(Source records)
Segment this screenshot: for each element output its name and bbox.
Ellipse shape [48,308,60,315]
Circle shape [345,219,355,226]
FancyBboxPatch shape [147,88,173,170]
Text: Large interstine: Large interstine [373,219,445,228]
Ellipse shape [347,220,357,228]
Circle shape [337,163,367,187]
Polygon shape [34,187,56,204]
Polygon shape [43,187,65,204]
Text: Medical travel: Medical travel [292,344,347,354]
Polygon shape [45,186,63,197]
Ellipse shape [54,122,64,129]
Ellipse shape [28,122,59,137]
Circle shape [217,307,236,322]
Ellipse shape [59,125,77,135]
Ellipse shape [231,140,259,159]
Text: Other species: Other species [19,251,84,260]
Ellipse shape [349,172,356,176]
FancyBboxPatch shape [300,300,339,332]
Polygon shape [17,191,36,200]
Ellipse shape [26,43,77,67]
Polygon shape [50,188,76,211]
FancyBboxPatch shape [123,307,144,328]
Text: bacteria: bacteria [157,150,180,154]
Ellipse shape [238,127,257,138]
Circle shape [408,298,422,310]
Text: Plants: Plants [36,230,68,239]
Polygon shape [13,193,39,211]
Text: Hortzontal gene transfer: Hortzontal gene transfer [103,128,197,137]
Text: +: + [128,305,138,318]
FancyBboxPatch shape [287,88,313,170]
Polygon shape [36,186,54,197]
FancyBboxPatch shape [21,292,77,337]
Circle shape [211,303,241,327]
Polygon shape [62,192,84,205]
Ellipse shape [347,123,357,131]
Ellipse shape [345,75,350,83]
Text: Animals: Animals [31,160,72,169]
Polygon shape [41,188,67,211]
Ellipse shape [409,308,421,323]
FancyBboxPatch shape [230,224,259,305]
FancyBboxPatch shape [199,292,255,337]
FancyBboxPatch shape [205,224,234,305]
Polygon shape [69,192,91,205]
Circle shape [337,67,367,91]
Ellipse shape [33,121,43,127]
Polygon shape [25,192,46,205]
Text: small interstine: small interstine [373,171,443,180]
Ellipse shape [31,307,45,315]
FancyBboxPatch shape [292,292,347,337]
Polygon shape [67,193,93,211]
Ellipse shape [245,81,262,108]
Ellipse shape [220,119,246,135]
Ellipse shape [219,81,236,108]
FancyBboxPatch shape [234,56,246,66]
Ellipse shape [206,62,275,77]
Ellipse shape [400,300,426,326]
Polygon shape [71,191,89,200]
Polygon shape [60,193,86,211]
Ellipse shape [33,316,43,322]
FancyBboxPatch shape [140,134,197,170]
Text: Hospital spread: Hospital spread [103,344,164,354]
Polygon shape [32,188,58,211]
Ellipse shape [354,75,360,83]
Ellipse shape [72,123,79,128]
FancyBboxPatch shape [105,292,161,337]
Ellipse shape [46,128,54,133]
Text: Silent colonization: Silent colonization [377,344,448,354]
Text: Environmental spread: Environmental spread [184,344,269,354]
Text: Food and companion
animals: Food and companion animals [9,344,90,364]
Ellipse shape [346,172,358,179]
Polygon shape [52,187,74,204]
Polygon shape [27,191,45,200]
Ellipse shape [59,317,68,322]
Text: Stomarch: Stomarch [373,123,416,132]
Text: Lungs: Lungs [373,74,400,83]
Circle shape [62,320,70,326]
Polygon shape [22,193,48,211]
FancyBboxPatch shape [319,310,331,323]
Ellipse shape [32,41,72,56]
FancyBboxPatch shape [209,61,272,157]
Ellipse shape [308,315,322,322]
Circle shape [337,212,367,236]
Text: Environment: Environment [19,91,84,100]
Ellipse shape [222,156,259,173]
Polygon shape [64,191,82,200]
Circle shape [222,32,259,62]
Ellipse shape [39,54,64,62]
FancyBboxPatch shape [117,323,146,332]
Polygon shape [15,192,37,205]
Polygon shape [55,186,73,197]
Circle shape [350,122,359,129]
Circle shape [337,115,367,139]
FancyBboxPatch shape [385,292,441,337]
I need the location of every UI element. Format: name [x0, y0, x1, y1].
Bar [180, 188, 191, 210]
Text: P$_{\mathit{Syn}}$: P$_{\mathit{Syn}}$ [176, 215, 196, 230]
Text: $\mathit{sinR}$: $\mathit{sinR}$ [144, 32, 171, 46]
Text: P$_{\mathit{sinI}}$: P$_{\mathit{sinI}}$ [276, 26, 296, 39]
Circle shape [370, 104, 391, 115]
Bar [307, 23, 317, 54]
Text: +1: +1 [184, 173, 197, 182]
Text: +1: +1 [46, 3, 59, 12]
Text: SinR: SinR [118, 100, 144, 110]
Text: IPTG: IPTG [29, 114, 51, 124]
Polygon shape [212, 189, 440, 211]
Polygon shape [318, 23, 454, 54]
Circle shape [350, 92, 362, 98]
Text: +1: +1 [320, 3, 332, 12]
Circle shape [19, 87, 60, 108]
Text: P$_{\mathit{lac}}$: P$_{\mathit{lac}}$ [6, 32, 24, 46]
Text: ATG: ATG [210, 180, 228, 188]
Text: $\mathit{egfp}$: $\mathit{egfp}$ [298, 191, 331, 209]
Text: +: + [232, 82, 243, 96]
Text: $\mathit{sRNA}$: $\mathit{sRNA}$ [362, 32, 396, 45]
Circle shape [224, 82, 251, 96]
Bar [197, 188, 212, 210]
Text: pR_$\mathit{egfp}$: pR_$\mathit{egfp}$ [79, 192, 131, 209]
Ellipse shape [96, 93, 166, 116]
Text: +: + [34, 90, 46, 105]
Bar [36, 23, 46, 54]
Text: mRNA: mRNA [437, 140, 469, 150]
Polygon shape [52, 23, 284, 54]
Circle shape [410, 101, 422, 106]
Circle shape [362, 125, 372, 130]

Work order: Your reply must be one number, namely the count of lines above that hold the string "Food".

Answer box: 2